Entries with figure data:
___

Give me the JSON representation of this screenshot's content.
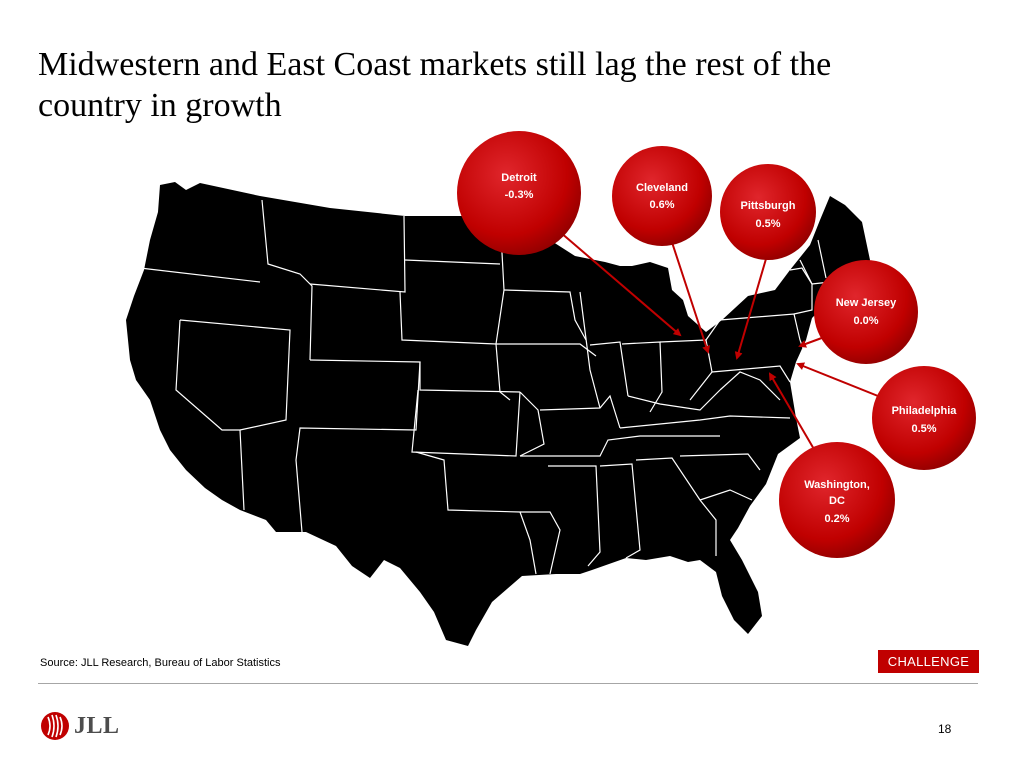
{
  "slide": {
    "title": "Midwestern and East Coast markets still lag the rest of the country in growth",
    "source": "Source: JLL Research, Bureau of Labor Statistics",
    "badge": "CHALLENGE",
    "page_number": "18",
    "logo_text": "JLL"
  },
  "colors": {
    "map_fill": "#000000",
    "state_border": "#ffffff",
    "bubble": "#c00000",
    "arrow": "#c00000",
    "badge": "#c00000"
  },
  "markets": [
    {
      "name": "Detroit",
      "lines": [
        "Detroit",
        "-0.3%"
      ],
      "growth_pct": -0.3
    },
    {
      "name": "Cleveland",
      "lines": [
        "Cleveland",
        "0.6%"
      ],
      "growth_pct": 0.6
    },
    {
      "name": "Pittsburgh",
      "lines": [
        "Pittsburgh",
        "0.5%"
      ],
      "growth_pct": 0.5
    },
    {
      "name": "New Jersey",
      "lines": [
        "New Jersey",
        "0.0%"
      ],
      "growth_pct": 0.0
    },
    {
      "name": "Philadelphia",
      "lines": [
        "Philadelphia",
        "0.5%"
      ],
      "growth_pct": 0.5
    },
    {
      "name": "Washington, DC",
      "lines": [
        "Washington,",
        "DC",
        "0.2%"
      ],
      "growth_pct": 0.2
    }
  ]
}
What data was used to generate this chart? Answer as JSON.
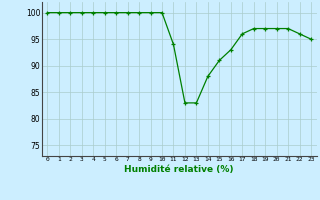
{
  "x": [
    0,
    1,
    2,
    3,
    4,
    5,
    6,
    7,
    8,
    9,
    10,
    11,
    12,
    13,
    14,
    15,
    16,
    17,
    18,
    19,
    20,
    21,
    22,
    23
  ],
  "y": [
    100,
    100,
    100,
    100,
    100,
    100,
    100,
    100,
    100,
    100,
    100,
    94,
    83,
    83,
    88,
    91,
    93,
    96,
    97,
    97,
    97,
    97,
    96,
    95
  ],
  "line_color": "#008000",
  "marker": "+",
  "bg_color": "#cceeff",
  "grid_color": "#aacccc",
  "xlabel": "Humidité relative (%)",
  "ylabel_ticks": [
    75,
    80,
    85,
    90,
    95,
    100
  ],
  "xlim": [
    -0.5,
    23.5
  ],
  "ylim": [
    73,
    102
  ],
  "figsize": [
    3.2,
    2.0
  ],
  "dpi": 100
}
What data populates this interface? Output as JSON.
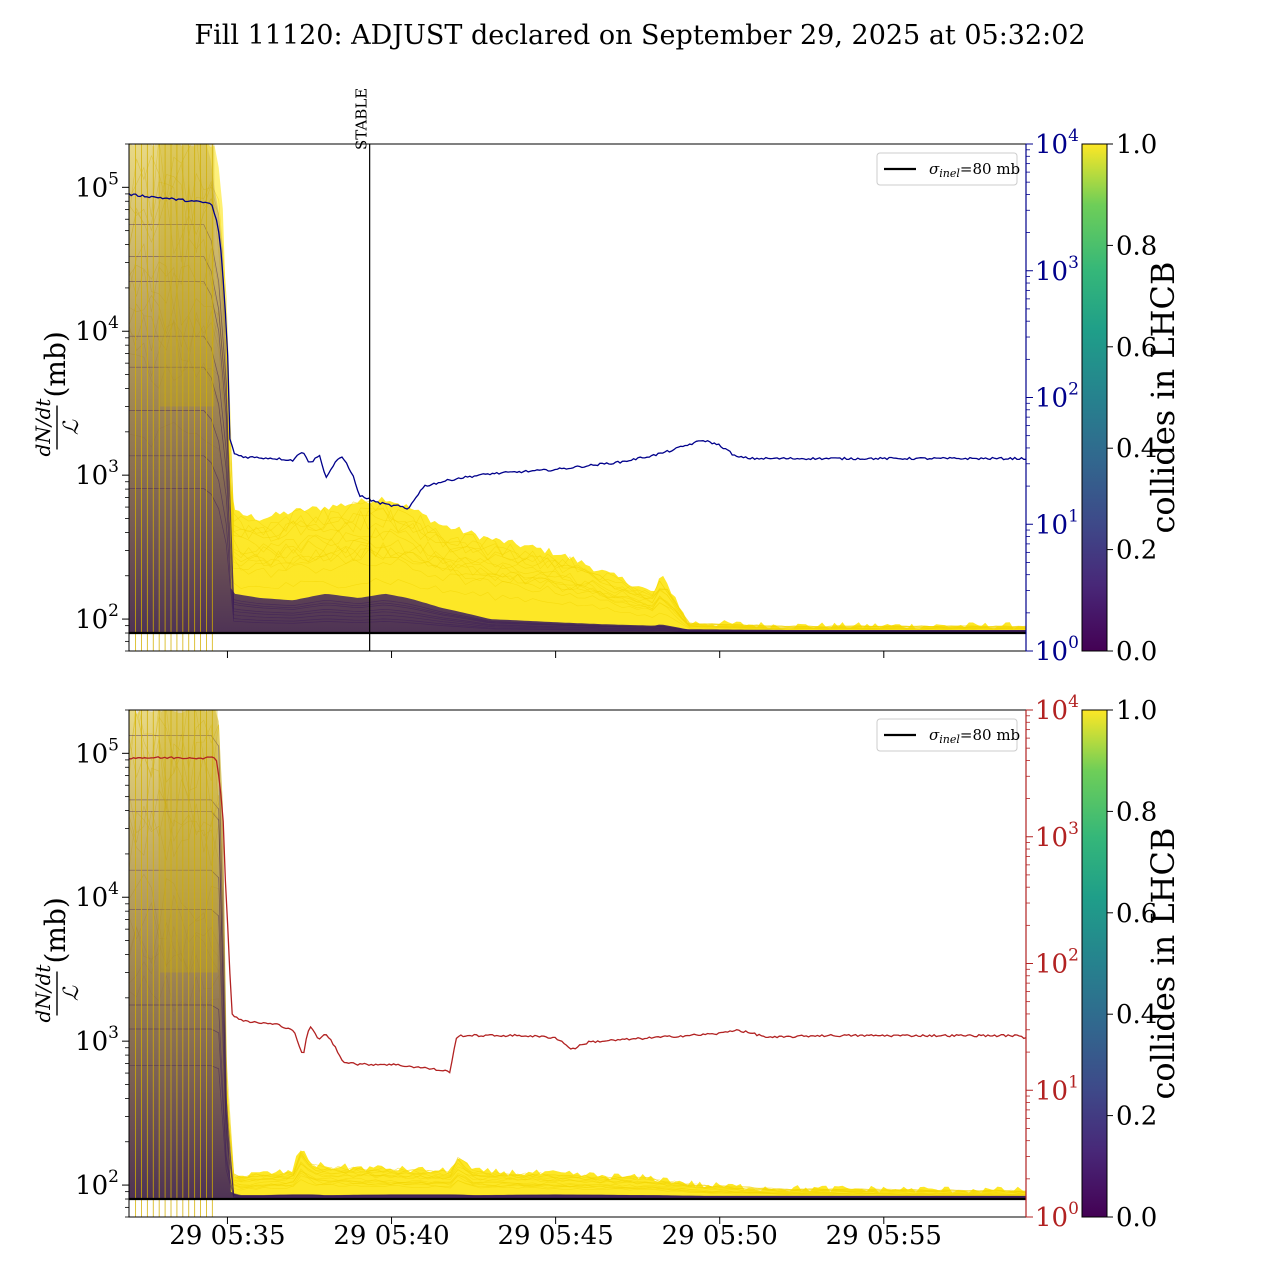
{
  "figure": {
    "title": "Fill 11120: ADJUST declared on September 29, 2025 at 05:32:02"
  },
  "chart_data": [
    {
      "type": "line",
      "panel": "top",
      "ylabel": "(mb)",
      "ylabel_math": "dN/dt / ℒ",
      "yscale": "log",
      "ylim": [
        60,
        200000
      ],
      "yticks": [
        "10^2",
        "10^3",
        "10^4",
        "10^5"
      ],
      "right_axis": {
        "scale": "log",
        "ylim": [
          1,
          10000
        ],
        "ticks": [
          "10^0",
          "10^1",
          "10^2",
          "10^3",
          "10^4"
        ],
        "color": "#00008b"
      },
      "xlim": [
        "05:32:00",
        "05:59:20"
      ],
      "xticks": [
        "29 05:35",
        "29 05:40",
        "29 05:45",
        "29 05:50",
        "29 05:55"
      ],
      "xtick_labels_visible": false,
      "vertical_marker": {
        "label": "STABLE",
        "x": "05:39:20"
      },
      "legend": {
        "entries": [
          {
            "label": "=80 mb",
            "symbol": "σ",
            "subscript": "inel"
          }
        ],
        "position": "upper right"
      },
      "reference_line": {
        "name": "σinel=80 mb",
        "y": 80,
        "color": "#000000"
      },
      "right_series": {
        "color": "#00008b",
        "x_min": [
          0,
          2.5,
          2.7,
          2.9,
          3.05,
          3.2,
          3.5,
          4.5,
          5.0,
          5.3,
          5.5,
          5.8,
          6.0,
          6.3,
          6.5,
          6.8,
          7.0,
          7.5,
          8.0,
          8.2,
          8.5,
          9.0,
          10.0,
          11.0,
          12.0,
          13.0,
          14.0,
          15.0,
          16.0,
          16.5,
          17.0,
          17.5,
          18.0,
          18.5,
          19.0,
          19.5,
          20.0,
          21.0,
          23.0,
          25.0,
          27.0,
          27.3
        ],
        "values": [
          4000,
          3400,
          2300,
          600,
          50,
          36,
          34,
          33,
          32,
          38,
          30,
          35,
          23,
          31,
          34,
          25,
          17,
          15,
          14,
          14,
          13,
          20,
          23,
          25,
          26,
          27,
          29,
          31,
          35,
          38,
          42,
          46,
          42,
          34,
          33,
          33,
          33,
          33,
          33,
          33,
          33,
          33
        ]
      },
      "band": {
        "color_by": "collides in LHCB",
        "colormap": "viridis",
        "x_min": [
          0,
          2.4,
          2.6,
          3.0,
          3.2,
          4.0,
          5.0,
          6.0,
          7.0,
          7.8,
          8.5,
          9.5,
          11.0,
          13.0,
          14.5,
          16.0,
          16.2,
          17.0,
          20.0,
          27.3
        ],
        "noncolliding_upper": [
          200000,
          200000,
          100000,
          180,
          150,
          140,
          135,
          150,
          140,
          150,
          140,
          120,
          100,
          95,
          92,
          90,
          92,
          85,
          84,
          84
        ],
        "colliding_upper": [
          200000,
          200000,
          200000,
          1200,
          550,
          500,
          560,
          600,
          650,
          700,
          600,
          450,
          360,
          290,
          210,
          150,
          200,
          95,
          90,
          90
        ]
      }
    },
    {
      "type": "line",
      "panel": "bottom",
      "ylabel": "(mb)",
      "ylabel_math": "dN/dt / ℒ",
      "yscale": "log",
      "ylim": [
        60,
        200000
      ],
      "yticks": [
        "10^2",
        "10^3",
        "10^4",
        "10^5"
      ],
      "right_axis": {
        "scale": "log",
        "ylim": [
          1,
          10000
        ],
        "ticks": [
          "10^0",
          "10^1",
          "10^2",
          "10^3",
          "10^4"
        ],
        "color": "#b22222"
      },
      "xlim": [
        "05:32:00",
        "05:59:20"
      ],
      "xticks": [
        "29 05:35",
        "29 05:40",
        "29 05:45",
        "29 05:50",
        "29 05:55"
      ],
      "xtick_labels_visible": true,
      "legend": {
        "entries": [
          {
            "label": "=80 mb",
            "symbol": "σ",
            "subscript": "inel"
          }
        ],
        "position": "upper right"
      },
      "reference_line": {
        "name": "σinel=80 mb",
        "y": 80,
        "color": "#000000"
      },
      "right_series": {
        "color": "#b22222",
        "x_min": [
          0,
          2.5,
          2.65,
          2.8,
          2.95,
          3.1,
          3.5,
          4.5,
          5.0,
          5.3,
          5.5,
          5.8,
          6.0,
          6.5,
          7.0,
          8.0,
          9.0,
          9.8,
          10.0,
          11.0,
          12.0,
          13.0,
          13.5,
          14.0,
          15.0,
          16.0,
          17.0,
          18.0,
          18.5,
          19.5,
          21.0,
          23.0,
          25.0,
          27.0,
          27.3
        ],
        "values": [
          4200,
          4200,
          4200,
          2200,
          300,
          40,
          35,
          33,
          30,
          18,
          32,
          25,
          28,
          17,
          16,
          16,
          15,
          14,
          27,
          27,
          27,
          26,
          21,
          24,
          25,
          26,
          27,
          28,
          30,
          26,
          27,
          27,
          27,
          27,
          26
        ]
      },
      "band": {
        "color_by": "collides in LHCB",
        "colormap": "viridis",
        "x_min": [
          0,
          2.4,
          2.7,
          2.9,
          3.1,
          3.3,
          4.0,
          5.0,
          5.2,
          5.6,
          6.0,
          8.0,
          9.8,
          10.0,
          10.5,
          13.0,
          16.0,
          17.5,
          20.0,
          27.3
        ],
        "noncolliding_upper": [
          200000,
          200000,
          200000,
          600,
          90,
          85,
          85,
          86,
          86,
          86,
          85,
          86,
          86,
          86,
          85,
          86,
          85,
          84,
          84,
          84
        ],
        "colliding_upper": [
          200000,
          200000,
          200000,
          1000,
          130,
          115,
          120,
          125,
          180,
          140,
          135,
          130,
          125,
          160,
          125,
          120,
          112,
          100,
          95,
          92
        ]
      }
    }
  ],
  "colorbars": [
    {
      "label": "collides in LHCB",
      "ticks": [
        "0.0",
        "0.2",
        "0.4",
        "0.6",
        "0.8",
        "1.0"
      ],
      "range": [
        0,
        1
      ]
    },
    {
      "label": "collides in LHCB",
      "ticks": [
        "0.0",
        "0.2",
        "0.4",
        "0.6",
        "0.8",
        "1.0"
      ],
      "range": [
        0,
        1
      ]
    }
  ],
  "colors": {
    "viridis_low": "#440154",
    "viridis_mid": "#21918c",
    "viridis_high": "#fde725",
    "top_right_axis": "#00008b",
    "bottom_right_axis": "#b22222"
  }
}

___

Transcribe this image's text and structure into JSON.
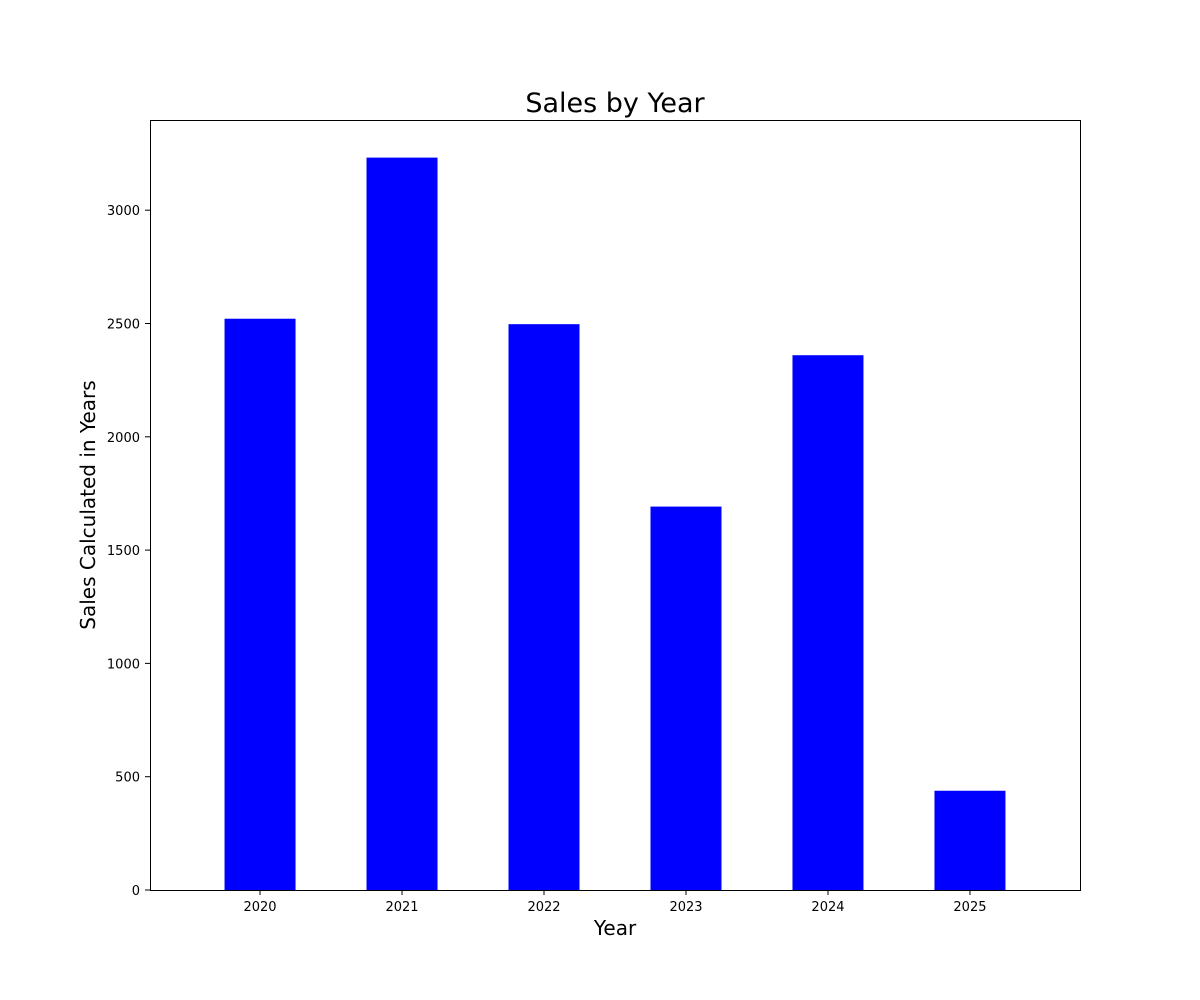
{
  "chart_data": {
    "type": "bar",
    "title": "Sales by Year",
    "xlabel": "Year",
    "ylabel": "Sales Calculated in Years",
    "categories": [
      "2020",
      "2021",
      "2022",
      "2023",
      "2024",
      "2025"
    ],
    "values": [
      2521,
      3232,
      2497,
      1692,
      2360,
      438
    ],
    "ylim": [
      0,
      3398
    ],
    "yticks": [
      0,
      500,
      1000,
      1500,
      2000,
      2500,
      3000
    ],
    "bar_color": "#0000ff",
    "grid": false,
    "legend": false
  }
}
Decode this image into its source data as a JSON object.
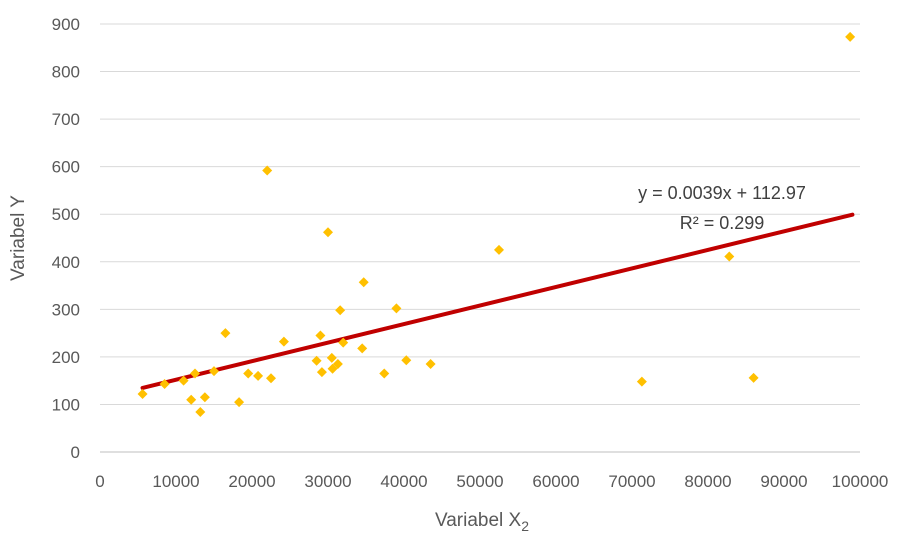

___

Goal of the exercise: Leave out the pictures and transcribe exactly the lines from the one containing "Transcribe this image's" through the one containing "Decode this image".

The completed task:
Transcribe this image's text and structure into JSON.
{
  "chart_data": {
    "type": "bar",
    "title": "Sales by Year",
    "xlabel": "Year",
    "ylabel": "Sales Calculated in Years",
    "categories": [
      "2020",
      "2021",
      "2022",
      "2023",
      "2024",
      "2025"
    ],
    "values": [
      2521,
      3232,
      2497,
      1692,
      2360,
      438
    ],
    "ylim": [
      0,
      3398
    ],
    "yticks": [
      0,
      500,
      1000,
      1500,
      2000,
      2500,
      3000
    ],
    "bar_color": "#0000ff",
    "grid": false,
    "legend": false
  }
}
Decode this image into its source data as a JSON object.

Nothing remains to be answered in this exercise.